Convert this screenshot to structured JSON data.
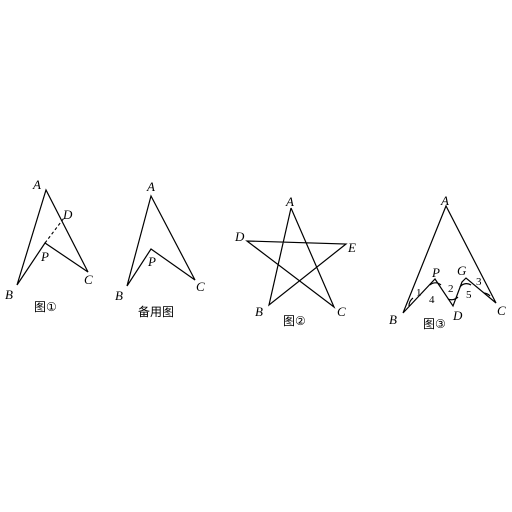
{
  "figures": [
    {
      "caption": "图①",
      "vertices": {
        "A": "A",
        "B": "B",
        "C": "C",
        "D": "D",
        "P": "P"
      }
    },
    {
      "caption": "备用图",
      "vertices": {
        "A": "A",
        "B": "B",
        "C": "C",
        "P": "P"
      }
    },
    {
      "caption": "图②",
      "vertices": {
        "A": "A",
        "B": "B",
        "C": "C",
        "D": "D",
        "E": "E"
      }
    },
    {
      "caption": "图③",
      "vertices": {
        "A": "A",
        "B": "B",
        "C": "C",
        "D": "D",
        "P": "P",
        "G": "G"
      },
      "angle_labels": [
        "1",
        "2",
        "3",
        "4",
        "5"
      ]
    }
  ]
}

_ _ _ _ _

Would you return the data exactly as written, without the pictures?

Convert this screenshot to structured JSON data.
{
  "figures": [
    {
      "caption": "图①",
      "vertices": {
        "A": "A",
        "B": "B",
        "C": "C",
        "D": "D",
        "P": "P"
      }
    },
    {
      "caption": "备用图",
      "vertices": {
        "A": "A",
        "B": "B",
        "C": "C",
        "P": "P"
      }
    },
    {
      "caption": "图②",
      "vertices": {
        "A": "A",
        "B": "B",
        "C": "C",
        "D": "D",
        "E": "E"
      }
    },
    {
      "caption": "图③",
      "vertices": {
        "A": "A",
        "B": "B",
        "C": "C",
        "D": "D",
        "P": "P",
        "G": "G"
      },
      "angle_labels": [
        "1",
        "2",
        "3",
        "4",
        "5"
      ]
    }
  ]
}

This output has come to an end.